[Structured figure records]
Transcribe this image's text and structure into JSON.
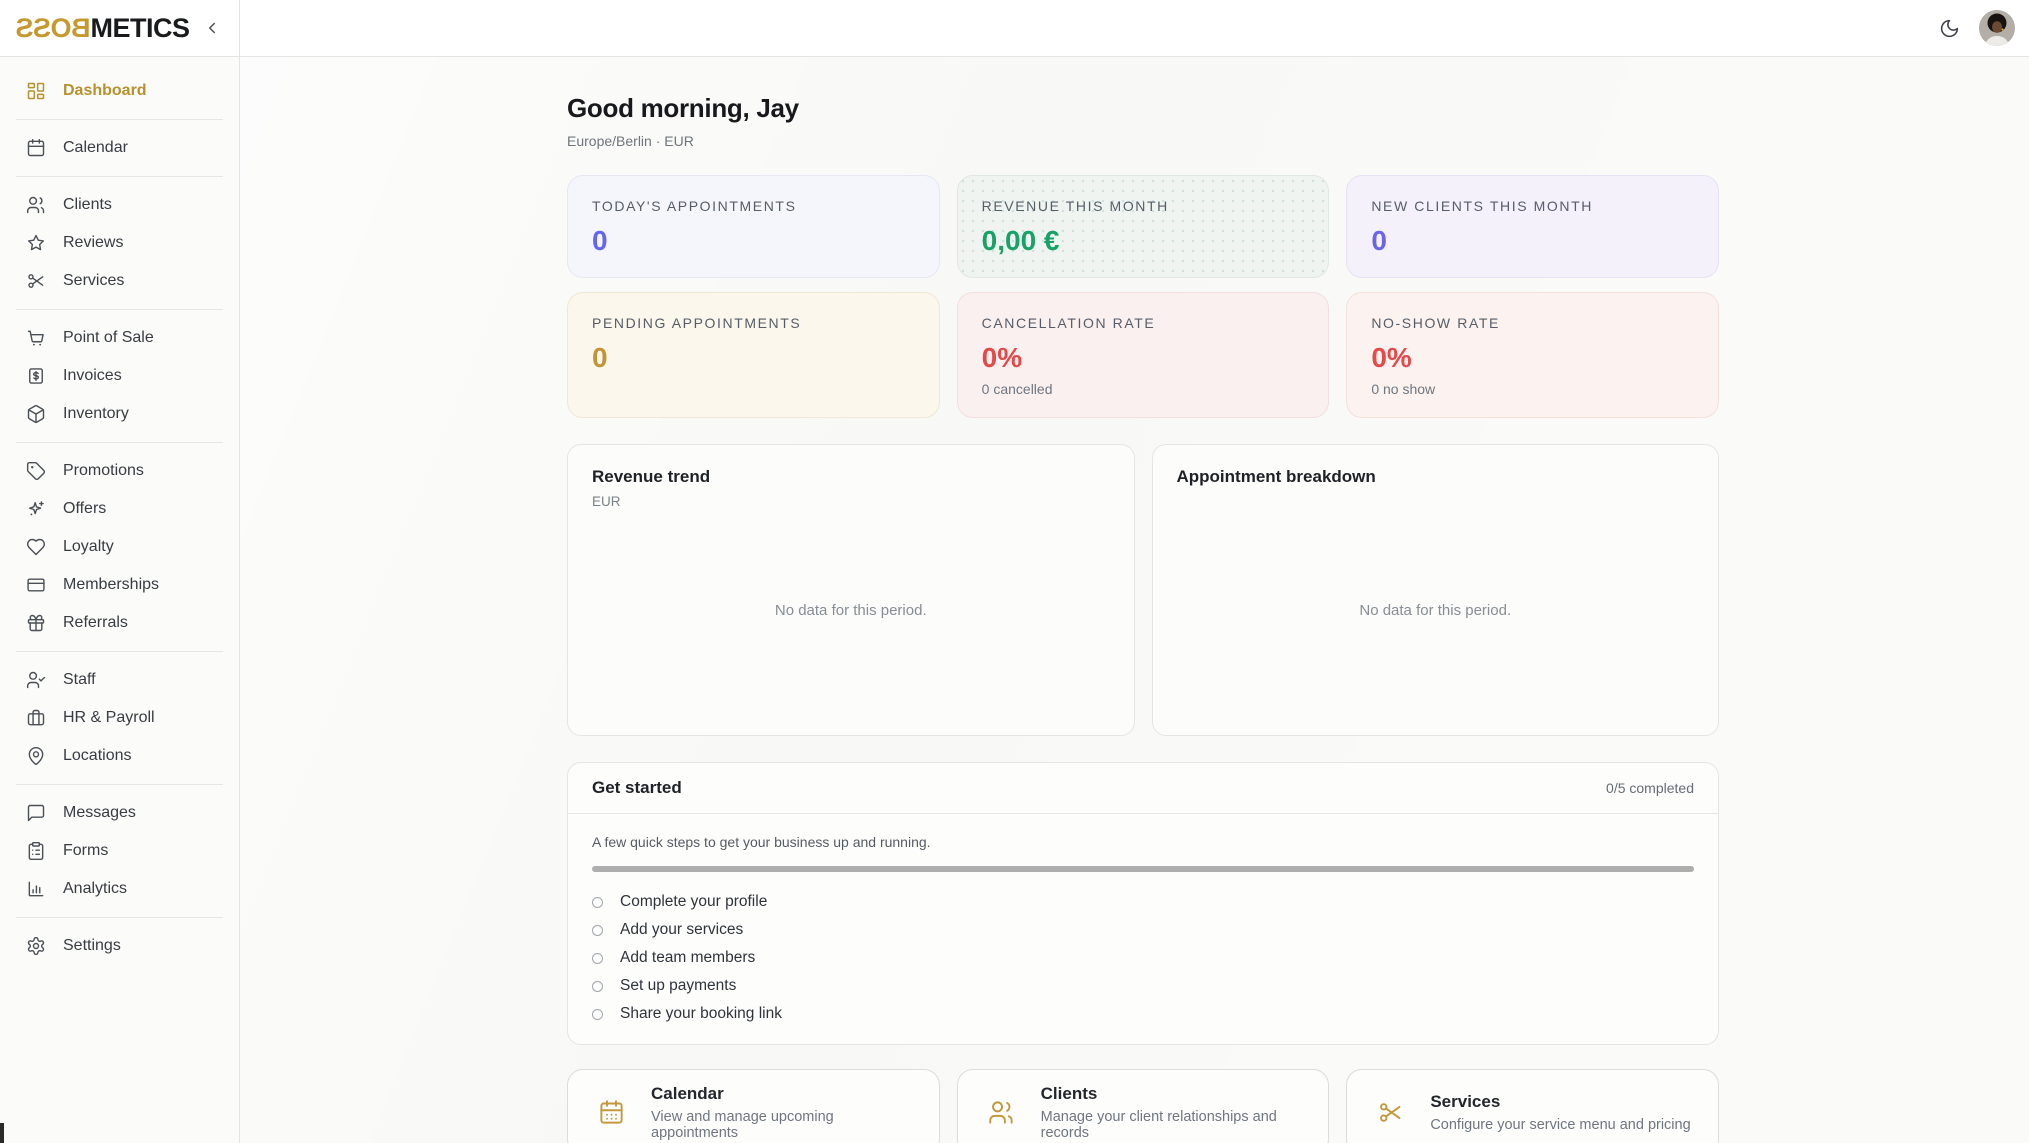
{
  "brand": {
    "gold": "BOSS",
    "dark": "METICS"
  },
  "sidebar": {
    "groups": [
      {
        "items": [
          {
            "label": "Dashboard",
            "active": true
          }
        ]
      },
      {
        "items": [
          {
            "label": "Calendar"
          }
        ]
      },
      {
        "items": [
          {
            "label": "Clients"
          },
          {
            "label": "Reviews"
          },
          {
            "label": "Services"
          }
        ]
      },
      {
        "items": [
          {
            "label": "Point of Sale"
          },
          {
            "label": "Invoices"
          },
          {
            "label": "Inventory"
          }
        ]
      },
      {
        "items": [
          {
            "label": "Promotions"
          },
          {
            "label": "Offers"
          },
          {
            "label": "Loyalty"
          },
          {
            "label": "Memberships"
          },
          {
            "label": "Referrals"
          }
        ]
      },
      {
        "items": [
          {
            "label": "Staff"
          },
          {
            "label": "HR & Payroll"
          },
          {
            "label": "Locations"
          }
        ]
      },
      {
        "items": [
          {
            "label": "Messages"
          },
          {
            "label": "Forms"
          },
          {
            "label": "Analytics"
          }
        ]
      },
      {
        "items": [
          {
            "label": "Settings"
          }
        ]
      }
    ]
  },
  "header": {
    "greeting": "Good morning, Jay",
    "meta": "Europe/Berlin · EUR"
  },
  "stats": [
    {
      "label": "TODAY'S APPOINTMENTS",
      "value": "0"
    },
    {
      "label": "REVENUE THIS MONTH",
      "value": "0,00 €"
    },
    {
      "label": "NEW CLIENTS THIS MONTH",
      "value": "0"
    },
    {
      "label": "PENDING APPOINTMENTS",
      "value": "0"
    },
    {
      "label": "CANCELLATION RATE",
      "value": "0%",
      "sub": "0 cancelled"
    },
    {
      "label": "NO-SHOW RATE",
      "value": "0%",
      "sub": "0 no show"
    }
  ],
  "charts": [
    {
      "title": "Revenue trend",
      "subtitle": "EUR",
      "empty_text": "No data for this period."
    },
    {
      "title": "Appointment breakdown",
      "empty_text": "No data for this period."
    }
  ],
  "get_started": {
    "title": "Get started",
    "progress_label": "0/5 completed",
    "progress_percent": 0,
    "description": "A few quick steps to get your business up and running.",
    "steps": [
      "Complete your profile",
      "Add your services",
      "Add team members",
      "Set up payments",
      "Share your booking link"
    ]
  },
  "quick_links": [
    {
      "title": "Calendar",
      "description": "View and manage upcoming appointments"
    },
    {
      "title": "Clients",
      "description": "Manage your client relationships and records"
    },
    {
      "title": "Services",
      "description": "Configure your service menu and pricing"
    }
  ],
  "icons": {
    "topbar": [
      "moon-icon",
      "avatar"
    ],
    "sidebar": [
      "dashboard-grid-icon",
      "calendar-icon",
      "users-icon",
      "star-icon",
      "scissors-icon",
      "cart-icon",
      "invoice-icon",
      "package-icon",
      "tag-icon",
      "sparkles-icon",
      "heart-icon",
      "credit-card-icon",
      "gift-icon",
      "user-check-icon",
      "briefcase-icon",
      "map-pin-icon",
      "chat-icon",
      "clipboard-icon",
      "bar-chart-icon",
      "gear-icon"
    ]
  },
  "colors": {
    "accent_gold": "#b8912f",
    "stat_appointments_value": "#6366f1",
    "stat_revenue_value": "#18a266",
    "stat_new_clients_value": "#6b63ec",
    "stat_pending_value": "#c29435",
    "stat_negative_value": "#e14b4b"
  }
}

Brief:
Which lines hold the word "RATE"? Return all of them from the records above.

Solution for this task:
      "label": "CANCELLATION RATE",
      "label": "NO-SHOW RATE",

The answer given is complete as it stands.